What the exercise asks:
Skip the pictures. Transcribe the rest of the data below without changing a word.

Records shown:
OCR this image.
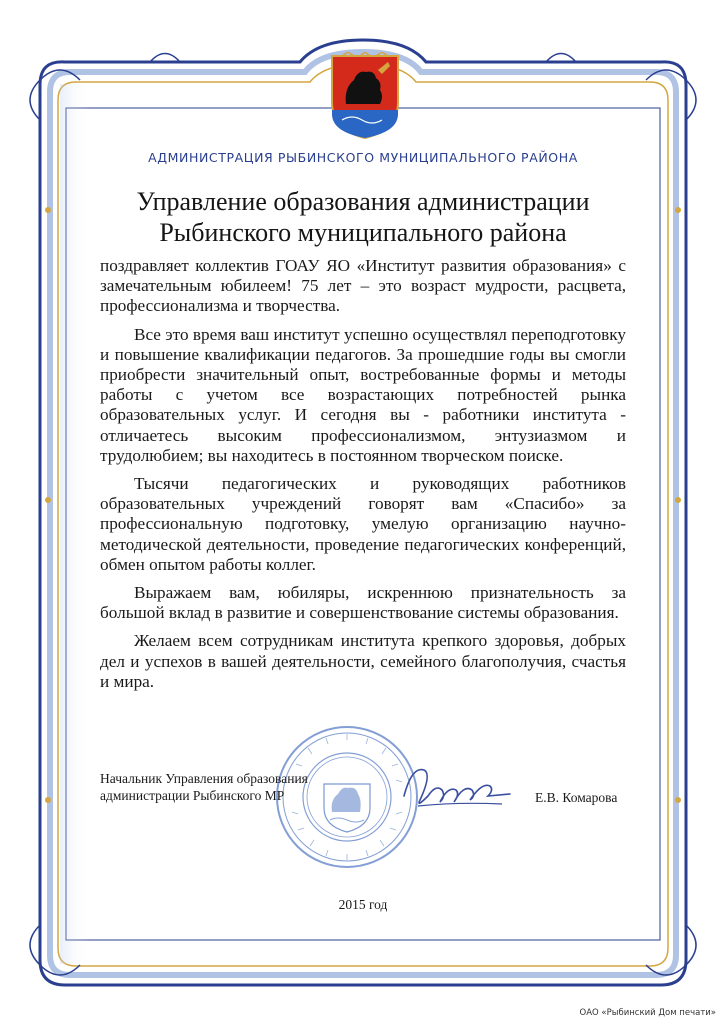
АДМИНИСТРАЦИЯ РЫБИНСКОГО МУНИЦИПАЛЬНОГО РАЙОНА
Управление образования администрации
Рыбинского муниципального района

поздравляет коллектив ГОАУ ЯО «Институт развития образования» с замечательным юбилеем! 75 лет – это возраст мудрости, расцвета, профессионализма и творчества.

Все это время ваш институт успешно осуществлял переподготовку и повышение квалификации педагогов. За прошедшие годы вы смогли приобрести значительный опыт, востребованные формы и методы работы с учетом все возрастающих потребностей рынка образовательных услуг. И сегодня вы - работники института - отличаетесь высоким профессионализмом, энтузиазмом и трудолюбием; вы находитесь в постоянном творческом поиске.

Тысячи педагогических и руководящих работников образовательных учреждений говорят вам «Спасибо» за профессиональную подготовку, умелую организацию научно-методической деятельности, проведение педагогических конференций, обмен опытом работы коллег.

Выражаем вам, юбиляры, искреннюю признательность за большой вклад в развитие и совершенствование системы образования.

Желаем всем сотрудникам института крепкого здоровья, добрых дел и успехов в вашей деятельности, семейного благополучия, счастья и мира.

Начальник Управления образования
администрации Рыбинского МР	Е.В. Комарова
2015 год
ОАО «Рыбинский Дом печати»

Written solution:
OCR this image.
АДМИНИСТРАЦИЯ РЫБИНСКОГО МУНИЦИПАЛЬНОГО РАЙОНА
Управление образования администрации
Рыбинского муниципального района

поздравляет коллектив ГОАУ ЯО «Институт развития образования» с замечательным юбилеем! 75 лет – это возраст мудрости, расцвета, профессионализма и творчества.

Все это время ваш институт успешно осуществлял переподготовку и повышение квалификации педагогов. За прошедшие годы вы смогли приобрести значительный опыт, востребованные формы и методы работы с учетом все возрастающих потребностей рынка образовательных услуг. И сегодня вы - работники института - отличаетесь высоким профессионализмом, энтузиазмом и трудолюбием; вы находитесь в постоянном творческом поиске.

Тысячи педагогических и руководящих работников образовательных учреждений говорят вам «Спасибо» за профессиональную подготовку, умелую организацию научно-методической деятельности, проведение педагогических конференций, обмен опытом работы коллег.

Выражаем вам, юбиляры, искреннюю признательность за большой вклад в развитие и совершенствование системы образования.

Желаем всем сотрудникам института крепкого здоровья, добрых дел и успехов в вашей деятельности, семейного благополучия, счастья и мира.

Начальник Управления образования
администрации Рыбинского МР	Е.В. Комарова
2015 год
ОАО «Рыбинский Дом печати»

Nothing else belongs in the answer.